> Problem to solve: Each record must be retyped in full. No character may differ.

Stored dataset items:
--------
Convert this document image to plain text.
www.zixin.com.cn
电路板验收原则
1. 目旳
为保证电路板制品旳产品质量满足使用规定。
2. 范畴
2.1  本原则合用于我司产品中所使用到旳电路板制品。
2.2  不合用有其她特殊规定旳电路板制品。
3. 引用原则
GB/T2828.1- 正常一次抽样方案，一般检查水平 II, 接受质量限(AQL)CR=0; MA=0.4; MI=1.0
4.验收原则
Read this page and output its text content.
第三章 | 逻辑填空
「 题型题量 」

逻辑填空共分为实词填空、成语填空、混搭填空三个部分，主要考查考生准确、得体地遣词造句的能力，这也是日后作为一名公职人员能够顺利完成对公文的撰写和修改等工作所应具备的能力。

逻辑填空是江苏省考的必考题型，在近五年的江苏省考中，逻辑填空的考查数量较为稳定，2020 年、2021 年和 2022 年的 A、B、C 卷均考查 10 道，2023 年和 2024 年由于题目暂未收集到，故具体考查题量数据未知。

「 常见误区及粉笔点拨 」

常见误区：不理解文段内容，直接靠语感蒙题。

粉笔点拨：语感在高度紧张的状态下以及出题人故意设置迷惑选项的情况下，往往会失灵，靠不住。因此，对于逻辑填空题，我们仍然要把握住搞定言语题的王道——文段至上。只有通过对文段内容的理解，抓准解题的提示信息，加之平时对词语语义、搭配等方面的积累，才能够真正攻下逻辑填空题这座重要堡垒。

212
--------
> Complete response:
Convert this document image to plain text.
www.zixin.com.cn
电路板验收原则
1. 目旳
为保证电路板制品旳产品质量满足使用规定。
2. 范畴
2.1  本原则合用于我司产品中所使用到旳电路板制品。
2.2  不合用有其她特殊规定旳电路板制品。
3. 引用原则
GB/T2828.1- 正常一次抽样方案，一般检查水平 II, 接受质量限(AQL)CR=0; MA=0.4; MI=1.0
4.验收原则
Read this page and output its text content.
第三章 | 逻辑填空
「 题型题量 」

逻辑填空共分为实词填空、成语填空、混搭填空三个部分，主要考查考生准确、得体地遣词造句的能力，这也是日后作为一名公职人员能够顺利完成对公文的撰写和修改等工作所应具备的能力。

逻辑填空是江苏省考的必考题型，在近五年的江苏省考中，逻辑填空的考查数量较为稳定，2020 年、2021 年和 2022 年的 A、B、C 卷均考查 10 道，2023 年和 2024 年由于题目暂未收集到，故具体考查题量数据未知。

「 常见误区及粉笔点拨 」

常见误区：不理解文段内容，直接靠语感蒙题。

粉笔点拨：语感在高度紧张的状态下以及出题人故意设置迷惑选项的情况下，往往会失灵，靠不住。因此，对于逻辑填空题，我们仍然要把握住搞定言语题的王道——文段至上。只有通过对文段内容的理解，抓准解题的提示信息，加之平时对词语语义、搭配等方面的积累，才能够真正攻下逻辑填空题这座重要堡垒。

212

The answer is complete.